Every line that holds "text" should be shown.

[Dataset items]
================================

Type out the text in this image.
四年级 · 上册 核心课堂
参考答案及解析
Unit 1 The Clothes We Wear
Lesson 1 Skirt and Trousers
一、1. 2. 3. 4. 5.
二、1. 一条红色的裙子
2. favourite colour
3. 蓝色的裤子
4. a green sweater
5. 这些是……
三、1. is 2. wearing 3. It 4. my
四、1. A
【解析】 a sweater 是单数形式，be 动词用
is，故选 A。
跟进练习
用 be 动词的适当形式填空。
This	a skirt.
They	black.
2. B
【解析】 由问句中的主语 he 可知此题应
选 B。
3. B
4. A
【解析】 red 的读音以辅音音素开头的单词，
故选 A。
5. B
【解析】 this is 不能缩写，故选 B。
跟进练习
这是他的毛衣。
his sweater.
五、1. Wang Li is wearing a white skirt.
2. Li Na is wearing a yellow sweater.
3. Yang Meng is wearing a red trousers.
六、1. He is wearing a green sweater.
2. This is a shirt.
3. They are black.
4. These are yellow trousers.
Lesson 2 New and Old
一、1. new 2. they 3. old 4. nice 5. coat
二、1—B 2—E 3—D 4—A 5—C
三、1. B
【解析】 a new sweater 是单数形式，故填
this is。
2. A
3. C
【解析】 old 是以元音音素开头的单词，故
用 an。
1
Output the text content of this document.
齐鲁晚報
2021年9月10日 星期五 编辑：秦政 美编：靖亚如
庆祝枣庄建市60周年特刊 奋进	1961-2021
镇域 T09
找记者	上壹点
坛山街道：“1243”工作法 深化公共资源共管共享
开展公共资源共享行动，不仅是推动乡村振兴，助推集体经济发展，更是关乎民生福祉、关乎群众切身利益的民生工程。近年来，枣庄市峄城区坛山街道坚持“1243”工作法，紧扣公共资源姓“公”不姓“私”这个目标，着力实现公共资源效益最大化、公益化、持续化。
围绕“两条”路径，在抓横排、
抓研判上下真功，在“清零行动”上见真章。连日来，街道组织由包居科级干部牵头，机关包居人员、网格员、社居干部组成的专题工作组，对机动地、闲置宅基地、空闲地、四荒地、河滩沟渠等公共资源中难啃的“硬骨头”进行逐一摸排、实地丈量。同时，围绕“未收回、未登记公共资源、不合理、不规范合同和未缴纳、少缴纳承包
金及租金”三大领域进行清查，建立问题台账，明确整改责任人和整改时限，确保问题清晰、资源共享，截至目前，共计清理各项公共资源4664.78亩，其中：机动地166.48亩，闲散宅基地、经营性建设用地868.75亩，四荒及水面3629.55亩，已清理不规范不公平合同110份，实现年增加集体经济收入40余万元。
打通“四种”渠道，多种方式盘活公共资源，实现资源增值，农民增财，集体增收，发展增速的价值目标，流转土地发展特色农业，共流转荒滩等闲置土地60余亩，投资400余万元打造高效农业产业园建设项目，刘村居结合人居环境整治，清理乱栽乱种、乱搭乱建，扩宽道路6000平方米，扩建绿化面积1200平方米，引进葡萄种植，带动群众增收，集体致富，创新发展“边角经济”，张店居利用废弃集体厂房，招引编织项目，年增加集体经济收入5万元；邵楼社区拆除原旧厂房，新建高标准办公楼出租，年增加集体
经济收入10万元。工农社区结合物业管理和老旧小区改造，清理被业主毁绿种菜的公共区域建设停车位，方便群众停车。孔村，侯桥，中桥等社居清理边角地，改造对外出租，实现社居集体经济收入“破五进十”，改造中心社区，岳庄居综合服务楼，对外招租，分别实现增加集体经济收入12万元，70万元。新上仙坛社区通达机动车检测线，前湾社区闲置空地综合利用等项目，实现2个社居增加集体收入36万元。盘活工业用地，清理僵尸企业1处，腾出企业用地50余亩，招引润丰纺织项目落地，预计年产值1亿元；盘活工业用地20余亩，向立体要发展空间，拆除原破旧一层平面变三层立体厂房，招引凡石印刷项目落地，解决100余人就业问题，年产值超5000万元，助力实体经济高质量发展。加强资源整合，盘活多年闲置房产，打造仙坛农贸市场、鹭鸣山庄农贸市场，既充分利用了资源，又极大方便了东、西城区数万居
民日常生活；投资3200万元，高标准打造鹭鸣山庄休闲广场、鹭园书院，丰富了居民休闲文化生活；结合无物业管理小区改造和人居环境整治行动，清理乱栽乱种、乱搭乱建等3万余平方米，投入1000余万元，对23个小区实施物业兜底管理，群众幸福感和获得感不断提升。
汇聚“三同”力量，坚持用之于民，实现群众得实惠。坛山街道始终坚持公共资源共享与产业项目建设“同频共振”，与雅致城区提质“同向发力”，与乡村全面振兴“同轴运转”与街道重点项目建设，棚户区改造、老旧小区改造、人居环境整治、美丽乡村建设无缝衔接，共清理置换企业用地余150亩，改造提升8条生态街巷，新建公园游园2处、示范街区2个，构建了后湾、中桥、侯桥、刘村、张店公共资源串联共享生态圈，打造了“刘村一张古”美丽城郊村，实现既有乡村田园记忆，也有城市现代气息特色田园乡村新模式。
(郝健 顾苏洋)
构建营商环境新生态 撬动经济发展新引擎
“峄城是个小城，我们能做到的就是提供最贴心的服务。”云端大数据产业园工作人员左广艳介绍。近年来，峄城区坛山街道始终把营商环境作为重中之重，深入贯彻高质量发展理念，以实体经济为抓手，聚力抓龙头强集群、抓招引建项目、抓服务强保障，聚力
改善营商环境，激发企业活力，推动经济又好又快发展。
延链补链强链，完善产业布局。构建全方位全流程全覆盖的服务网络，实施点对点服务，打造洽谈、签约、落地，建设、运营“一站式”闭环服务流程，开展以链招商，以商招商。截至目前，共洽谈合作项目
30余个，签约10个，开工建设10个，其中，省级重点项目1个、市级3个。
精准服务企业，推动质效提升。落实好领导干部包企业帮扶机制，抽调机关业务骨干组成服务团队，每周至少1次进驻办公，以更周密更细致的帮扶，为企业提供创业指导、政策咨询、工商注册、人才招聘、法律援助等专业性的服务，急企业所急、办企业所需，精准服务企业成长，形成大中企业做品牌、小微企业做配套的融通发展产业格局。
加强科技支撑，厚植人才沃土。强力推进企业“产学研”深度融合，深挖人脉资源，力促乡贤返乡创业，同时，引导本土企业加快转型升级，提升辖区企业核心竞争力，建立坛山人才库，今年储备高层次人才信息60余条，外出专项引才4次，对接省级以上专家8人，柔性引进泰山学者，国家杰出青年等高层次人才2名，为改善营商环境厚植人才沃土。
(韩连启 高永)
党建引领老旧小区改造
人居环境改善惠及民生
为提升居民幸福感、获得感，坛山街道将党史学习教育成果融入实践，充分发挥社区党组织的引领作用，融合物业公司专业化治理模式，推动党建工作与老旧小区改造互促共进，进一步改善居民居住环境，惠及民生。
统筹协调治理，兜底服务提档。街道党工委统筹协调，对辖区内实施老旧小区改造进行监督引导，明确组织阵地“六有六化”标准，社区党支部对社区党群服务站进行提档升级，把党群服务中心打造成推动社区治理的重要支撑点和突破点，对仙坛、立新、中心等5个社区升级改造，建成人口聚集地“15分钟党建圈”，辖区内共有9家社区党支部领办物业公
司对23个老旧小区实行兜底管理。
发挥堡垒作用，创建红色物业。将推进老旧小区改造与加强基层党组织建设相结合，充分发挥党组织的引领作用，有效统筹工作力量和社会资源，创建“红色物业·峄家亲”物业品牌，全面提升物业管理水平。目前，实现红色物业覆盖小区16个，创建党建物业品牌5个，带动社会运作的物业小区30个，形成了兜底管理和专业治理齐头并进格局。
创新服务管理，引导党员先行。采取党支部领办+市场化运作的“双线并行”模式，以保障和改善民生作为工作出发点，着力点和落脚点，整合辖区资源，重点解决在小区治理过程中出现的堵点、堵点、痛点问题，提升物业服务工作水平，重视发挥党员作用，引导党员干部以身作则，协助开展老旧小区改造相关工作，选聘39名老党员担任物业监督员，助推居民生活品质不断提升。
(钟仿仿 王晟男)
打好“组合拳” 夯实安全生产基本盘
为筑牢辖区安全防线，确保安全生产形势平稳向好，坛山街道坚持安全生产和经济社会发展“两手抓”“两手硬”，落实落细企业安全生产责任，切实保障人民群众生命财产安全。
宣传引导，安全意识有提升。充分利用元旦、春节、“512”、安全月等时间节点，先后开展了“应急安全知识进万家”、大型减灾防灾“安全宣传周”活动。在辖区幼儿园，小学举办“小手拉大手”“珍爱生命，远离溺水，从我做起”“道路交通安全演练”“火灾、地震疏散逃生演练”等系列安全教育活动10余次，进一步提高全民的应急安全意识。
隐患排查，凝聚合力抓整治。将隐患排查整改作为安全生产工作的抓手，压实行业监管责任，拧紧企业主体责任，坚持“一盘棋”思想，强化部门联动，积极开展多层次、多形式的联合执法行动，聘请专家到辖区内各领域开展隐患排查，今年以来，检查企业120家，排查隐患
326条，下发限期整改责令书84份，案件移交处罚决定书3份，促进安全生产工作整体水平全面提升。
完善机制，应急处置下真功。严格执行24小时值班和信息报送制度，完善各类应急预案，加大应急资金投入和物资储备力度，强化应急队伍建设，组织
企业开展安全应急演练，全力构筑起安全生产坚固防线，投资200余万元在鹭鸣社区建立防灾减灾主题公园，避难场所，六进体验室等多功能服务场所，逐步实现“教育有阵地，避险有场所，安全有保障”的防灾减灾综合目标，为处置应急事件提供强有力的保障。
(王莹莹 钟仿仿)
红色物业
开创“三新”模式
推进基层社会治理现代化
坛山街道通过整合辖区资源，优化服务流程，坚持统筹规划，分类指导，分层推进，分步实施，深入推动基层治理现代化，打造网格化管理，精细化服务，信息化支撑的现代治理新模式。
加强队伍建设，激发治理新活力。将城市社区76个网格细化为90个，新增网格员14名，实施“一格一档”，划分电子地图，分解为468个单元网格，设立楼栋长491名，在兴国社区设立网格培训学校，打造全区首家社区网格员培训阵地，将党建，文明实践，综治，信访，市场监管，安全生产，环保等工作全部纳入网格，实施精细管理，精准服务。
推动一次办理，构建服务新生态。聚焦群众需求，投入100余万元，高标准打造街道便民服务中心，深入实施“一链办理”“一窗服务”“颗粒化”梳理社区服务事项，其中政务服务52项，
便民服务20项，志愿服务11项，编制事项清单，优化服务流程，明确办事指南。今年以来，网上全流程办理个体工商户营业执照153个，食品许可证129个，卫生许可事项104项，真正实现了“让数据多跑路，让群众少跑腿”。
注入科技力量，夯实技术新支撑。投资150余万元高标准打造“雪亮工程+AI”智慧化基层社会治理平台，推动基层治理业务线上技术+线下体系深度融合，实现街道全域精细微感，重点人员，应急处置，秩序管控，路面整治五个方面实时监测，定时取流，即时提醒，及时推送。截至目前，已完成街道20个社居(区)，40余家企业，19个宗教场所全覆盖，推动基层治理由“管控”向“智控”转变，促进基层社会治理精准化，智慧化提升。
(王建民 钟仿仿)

================================

#### Result of the exercise:
Type out the text in this image.
Output the text content of this document.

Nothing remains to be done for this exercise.